- Objective -
Please pull out every line that includes the string "volume".

--- Information supplied ---

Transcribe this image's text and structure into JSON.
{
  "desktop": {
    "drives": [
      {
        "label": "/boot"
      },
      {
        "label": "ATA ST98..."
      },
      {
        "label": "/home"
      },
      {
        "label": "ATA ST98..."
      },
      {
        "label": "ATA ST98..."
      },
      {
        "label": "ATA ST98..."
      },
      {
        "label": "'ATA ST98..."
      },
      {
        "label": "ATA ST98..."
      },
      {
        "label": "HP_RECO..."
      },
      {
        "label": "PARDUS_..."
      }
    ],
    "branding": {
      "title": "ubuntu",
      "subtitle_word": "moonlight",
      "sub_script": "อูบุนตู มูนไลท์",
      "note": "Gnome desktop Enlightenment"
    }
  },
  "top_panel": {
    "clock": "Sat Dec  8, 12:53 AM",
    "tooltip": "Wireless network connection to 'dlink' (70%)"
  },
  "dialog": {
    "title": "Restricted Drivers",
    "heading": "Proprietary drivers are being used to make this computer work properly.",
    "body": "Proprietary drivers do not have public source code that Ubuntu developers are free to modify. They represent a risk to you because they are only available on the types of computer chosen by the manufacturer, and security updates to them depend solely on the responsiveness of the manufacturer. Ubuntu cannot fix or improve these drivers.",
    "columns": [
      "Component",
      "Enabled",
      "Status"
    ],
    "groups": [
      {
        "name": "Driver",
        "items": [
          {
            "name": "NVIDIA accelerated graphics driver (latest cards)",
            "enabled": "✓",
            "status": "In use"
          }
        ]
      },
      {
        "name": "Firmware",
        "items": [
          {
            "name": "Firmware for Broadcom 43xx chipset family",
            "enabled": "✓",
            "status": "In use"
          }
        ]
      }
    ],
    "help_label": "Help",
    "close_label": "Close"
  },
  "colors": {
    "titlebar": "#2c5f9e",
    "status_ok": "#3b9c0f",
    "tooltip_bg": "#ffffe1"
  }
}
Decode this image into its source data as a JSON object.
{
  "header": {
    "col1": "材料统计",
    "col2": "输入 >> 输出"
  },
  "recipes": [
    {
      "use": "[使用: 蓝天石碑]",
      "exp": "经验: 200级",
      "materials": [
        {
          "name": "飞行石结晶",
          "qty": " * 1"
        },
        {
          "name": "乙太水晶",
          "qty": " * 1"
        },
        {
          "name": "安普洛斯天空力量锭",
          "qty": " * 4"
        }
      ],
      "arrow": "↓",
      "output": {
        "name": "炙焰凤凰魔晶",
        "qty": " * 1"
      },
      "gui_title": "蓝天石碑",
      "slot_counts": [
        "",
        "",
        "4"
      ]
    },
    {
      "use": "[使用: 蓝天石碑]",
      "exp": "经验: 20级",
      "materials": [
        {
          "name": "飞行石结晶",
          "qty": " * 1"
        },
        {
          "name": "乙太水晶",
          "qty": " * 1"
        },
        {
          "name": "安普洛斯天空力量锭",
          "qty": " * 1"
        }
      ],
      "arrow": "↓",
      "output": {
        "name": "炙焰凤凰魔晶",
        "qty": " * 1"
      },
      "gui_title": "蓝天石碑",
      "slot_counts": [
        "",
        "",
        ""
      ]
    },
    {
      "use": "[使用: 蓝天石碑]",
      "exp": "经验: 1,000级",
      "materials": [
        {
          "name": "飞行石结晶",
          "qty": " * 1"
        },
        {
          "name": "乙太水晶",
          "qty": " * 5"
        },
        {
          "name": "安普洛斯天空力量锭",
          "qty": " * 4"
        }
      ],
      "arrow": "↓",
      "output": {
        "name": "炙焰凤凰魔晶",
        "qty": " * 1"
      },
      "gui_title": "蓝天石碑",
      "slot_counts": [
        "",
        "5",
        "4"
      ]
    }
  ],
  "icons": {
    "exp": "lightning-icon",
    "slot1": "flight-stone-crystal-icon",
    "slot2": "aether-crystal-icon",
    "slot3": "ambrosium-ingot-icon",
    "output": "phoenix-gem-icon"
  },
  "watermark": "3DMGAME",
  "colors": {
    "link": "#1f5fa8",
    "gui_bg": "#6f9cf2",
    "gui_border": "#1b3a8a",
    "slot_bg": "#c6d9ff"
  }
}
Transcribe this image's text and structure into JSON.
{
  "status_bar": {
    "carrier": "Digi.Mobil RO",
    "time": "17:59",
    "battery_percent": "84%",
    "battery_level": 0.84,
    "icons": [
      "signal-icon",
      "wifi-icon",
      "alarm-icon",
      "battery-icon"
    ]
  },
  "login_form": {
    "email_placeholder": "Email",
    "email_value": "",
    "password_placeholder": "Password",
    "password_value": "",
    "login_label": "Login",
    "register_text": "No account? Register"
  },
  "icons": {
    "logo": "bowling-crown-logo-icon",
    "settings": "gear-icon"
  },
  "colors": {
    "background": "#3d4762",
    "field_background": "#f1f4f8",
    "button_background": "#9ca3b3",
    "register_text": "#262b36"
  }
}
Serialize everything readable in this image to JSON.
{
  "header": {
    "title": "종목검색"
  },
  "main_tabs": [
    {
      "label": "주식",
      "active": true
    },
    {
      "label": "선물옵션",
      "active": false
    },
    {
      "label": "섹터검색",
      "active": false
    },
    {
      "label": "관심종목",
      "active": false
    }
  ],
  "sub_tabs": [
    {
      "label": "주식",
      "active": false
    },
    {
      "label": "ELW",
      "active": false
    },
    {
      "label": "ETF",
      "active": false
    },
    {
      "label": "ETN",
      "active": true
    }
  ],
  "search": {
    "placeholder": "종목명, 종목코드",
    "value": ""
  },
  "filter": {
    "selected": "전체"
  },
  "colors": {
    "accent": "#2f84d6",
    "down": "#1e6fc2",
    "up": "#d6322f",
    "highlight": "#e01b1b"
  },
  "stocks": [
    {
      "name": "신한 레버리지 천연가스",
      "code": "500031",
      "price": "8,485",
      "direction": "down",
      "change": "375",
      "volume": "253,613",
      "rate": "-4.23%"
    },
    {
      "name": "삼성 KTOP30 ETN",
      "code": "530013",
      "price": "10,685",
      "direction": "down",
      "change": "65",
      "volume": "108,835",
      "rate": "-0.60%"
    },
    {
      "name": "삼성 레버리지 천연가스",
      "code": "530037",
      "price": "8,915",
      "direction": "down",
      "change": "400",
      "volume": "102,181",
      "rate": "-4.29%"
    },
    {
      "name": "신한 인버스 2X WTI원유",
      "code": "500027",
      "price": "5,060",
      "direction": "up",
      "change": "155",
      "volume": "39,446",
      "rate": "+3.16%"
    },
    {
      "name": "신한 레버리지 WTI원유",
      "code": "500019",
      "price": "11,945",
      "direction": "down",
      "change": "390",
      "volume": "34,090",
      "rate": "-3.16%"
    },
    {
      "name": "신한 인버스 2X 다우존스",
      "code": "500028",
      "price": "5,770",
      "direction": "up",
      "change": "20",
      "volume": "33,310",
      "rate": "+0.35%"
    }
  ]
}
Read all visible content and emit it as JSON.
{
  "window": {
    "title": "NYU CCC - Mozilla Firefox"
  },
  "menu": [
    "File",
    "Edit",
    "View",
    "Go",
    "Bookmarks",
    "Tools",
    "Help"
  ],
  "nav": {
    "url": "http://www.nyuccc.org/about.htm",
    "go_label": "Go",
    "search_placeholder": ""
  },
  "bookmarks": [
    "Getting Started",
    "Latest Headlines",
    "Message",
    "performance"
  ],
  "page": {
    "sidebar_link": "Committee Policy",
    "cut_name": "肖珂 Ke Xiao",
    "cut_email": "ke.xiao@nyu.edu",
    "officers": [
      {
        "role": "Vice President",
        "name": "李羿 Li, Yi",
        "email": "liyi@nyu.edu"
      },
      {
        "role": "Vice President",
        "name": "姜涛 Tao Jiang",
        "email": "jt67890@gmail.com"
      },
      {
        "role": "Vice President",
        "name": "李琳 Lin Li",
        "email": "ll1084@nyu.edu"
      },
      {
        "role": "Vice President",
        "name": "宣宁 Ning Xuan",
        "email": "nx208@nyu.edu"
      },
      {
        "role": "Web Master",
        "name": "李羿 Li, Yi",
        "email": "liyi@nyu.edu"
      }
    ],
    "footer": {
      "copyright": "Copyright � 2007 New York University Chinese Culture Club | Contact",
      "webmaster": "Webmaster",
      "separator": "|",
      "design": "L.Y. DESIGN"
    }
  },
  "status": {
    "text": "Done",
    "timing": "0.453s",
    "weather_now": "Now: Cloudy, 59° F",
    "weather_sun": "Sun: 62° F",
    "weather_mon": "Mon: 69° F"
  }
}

---

- Result -
      "volume": "253,613",
      "volume": "108,835",
      "volume": "102,181",
      "volume": "39,446",
      "volume": "34,090",
      "volume": "33,310",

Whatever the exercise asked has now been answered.